[WHAT THE EXERCISE ASKS] Locate the lines of the listing below that hold "JSON", then copy each of them.

[EXERCISE INPUTS]
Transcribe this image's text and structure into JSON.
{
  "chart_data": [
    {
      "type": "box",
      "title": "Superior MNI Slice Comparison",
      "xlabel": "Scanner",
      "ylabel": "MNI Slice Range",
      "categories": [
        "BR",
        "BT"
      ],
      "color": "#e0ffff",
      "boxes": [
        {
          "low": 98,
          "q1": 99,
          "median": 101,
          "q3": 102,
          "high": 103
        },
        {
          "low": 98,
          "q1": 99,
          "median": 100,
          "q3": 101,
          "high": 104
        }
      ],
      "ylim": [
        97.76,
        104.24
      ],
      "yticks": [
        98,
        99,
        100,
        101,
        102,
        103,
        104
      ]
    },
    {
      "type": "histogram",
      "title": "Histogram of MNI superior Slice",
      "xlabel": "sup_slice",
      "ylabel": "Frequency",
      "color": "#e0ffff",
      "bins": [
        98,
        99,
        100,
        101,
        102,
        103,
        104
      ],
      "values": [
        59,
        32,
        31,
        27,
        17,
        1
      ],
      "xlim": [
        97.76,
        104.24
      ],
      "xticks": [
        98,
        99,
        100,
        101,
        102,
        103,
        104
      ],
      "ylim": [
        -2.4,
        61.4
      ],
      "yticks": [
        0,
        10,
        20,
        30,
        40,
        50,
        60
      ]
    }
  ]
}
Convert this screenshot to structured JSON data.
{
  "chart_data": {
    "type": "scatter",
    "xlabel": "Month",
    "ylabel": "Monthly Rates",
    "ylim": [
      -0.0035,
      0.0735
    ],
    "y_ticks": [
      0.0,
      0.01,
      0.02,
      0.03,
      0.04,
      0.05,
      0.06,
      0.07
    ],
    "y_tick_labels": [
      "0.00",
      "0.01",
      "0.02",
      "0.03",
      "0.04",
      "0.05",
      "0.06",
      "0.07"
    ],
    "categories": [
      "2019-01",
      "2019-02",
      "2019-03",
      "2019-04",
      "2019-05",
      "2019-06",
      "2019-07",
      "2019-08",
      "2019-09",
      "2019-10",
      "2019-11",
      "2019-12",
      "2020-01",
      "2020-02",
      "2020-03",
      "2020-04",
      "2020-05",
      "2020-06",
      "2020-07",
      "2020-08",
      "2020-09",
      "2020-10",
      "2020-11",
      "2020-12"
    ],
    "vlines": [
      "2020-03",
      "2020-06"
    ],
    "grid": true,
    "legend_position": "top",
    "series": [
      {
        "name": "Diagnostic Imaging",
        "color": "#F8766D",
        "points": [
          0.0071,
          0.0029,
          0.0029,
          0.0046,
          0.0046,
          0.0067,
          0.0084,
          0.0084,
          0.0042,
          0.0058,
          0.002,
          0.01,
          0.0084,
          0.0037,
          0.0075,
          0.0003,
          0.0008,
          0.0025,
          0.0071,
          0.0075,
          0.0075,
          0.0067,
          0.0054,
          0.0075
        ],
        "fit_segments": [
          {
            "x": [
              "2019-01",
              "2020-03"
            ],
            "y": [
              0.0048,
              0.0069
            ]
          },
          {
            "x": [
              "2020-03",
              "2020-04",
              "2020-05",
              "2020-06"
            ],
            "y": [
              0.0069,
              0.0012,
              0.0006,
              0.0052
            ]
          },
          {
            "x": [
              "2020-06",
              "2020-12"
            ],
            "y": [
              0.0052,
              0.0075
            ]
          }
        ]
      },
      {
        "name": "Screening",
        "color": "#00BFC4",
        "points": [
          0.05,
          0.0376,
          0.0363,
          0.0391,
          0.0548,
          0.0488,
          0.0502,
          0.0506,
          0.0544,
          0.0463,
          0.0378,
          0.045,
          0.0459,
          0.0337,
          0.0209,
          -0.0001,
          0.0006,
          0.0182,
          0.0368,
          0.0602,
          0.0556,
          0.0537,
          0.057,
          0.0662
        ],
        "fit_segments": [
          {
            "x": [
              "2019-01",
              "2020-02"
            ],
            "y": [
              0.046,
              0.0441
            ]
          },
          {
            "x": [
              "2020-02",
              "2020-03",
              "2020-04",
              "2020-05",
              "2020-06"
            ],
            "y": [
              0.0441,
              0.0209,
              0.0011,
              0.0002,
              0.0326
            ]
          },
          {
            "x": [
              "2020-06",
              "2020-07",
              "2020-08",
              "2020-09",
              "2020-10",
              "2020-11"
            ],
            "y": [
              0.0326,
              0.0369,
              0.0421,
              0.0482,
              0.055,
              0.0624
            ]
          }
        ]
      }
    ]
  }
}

[THE RESULT]
Transcribe this image's text and structure into JSON.
Convert this screenshot to structured JSON data.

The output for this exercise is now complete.